Prediction and scoring

Now predict on unknown dataset and compare with ground truth

In [63]:
print(clf2.predict(X2_test[0:9]))
print(y2_test[0:9])
[0 4 1 2 4 7 7 1 1]
[0 4 1 2 7 9 7 1 1]

Score against training and test data

In [64]:
clf2.score(X2_train, y2_train) # training score
Out[64]:
0.9374333333333333
In [65]:
score2 = clf2.score(X2_test, y2_test) # test score
score2
Out[65]:
0.9191

Test Score: 0.9191 or 91%

Confusion matrix

In [46]:
from sklearn import metrics
In [66]:
predictions2 = clf2.predict(X2_test)

cm = metrics.confusion_matrix(y_true=y2_test, 
                         y_pred = predictions2, 
                        labels = clf2.classes_)

···

• Instructions
1) In the scoring text, recast the part that begins "Score against training and test data" as a short list that keeps both scores and what each was computed on.
2) Copy the scoring text starting at "Test Score: 0.9191" and ending at "labels = clf2.classes_)", substituting "test_predictions" for "predictions2" wherever it occurs.
3) According to the scoring text, what is the test score expressed as a percentage?
None of the work here requires the records.

Structured page parsing data:
···

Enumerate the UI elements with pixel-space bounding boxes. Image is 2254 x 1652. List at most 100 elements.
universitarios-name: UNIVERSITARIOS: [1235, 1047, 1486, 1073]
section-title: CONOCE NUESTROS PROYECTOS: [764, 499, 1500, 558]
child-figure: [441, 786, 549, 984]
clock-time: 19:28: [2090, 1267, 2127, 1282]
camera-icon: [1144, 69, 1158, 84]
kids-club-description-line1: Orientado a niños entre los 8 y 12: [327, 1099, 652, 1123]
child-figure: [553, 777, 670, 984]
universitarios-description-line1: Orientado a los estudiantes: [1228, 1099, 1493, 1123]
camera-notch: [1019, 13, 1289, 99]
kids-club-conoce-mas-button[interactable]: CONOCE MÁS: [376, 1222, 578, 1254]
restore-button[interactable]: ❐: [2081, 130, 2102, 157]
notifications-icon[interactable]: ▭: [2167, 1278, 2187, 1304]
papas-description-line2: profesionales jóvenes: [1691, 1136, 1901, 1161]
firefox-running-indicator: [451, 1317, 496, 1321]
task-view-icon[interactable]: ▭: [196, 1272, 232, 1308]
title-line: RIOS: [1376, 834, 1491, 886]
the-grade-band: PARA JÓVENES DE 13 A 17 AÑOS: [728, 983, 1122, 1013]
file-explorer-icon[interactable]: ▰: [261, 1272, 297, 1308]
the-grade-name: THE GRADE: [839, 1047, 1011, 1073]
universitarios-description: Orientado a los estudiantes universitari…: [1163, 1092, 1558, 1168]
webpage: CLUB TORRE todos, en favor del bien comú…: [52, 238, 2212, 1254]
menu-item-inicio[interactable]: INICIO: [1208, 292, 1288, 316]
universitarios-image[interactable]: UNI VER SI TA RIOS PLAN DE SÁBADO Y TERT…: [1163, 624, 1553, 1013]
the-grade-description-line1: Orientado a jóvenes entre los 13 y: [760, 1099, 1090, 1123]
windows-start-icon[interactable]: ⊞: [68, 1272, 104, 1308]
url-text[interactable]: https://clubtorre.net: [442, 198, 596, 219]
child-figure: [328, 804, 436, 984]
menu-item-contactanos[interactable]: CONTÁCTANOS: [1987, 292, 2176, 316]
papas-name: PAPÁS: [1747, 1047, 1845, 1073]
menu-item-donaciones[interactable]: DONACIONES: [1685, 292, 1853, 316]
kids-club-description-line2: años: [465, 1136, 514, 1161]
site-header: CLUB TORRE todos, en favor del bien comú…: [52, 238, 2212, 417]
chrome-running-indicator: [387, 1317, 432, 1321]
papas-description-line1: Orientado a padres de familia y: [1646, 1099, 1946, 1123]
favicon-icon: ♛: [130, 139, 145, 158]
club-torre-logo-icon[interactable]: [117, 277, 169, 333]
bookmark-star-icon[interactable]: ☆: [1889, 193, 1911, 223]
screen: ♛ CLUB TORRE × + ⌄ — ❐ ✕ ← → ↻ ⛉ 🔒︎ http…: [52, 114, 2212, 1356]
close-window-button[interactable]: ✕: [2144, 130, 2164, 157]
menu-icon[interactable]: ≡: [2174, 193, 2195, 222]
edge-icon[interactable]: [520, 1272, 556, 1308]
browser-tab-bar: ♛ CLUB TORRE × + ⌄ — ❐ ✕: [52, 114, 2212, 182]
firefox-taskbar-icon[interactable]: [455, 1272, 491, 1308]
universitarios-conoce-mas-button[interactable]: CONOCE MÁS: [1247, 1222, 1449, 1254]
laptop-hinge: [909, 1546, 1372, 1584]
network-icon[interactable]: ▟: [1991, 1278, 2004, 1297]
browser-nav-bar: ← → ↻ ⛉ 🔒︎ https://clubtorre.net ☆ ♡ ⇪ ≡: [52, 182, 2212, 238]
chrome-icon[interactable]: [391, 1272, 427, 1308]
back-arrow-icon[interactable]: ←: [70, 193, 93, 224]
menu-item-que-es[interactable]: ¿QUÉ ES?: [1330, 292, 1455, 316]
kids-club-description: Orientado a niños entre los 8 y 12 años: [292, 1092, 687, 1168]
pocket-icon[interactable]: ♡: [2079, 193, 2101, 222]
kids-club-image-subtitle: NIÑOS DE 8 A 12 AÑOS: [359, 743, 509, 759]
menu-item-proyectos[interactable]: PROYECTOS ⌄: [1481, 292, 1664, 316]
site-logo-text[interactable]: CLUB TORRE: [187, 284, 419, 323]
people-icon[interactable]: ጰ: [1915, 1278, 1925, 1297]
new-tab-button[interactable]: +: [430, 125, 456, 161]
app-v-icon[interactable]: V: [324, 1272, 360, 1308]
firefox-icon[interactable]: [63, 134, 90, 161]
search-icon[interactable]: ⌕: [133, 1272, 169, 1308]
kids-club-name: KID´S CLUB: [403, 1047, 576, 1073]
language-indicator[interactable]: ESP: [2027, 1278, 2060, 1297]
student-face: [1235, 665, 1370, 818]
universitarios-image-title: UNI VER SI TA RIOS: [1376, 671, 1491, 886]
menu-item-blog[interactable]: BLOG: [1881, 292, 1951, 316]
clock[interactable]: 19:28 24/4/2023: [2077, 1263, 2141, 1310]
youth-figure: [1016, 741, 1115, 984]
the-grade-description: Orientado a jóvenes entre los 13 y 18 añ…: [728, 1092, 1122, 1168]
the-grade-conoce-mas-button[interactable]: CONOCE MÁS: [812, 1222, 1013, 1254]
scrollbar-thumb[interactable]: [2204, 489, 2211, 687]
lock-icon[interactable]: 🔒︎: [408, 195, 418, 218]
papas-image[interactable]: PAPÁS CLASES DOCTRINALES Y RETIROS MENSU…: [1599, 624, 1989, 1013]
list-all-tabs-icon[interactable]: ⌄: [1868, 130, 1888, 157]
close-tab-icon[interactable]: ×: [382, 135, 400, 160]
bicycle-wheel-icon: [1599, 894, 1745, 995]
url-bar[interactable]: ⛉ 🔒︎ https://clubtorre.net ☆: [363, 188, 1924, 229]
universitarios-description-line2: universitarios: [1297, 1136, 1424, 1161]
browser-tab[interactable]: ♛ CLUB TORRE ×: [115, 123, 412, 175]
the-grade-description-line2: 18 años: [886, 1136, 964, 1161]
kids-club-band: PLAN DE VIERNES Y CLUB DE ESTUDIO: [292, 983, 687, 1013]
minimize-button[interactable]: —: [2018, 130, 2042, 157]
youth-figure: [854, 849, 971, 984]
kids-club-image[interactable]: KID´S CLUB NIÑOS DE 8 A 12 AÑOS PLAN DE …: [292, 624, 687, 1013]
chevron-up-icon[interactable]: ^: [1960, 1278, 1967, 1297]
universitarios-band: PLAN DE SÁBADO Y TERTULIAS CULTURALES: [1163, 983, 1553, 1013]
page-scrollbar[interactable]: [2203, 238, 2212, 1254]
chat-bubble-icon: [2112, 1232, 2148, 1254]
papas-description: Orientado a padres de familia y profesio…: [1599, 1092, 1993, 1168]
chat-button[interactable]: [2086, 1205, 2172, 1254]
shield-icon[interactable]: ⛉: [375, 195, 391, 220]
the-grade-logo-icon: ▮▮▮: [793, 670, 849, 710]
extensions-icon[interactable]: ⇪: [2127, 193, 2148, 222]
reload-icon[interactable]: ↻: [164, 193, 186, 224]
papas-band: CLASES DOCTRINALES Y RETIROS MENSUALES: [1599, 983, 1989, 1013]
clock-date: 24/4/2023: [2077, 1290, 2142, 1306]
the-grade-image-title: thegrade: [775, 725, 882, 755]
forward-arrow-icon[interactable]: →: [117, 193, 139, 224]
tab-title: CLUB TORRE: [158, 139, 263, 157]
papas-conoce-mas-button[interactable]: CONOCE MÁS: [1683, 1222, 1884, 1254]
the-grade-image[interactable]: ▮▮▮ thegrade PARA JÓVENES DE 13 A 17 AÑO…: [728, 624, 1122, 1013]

···

• Answers to the tasks
1)
- Training score, from clf2.score(X2_train, y2_train): 0.9374333333333333
- Test score, from clf2.score(X2_test, y2_test) and stored as score2: 0.9191

2)
Test Score: 0.9191 or 91%

Confusion matrix

In [46]:
from sklearn import metrics
In [66]:
test_predictions = clf2.predict(X2_test)

cm = metrics.confusion_matrix(y_true=y2_test, 
                         y_pred = test_predictions, 
                        labels = clf2.classes_)

3) 91%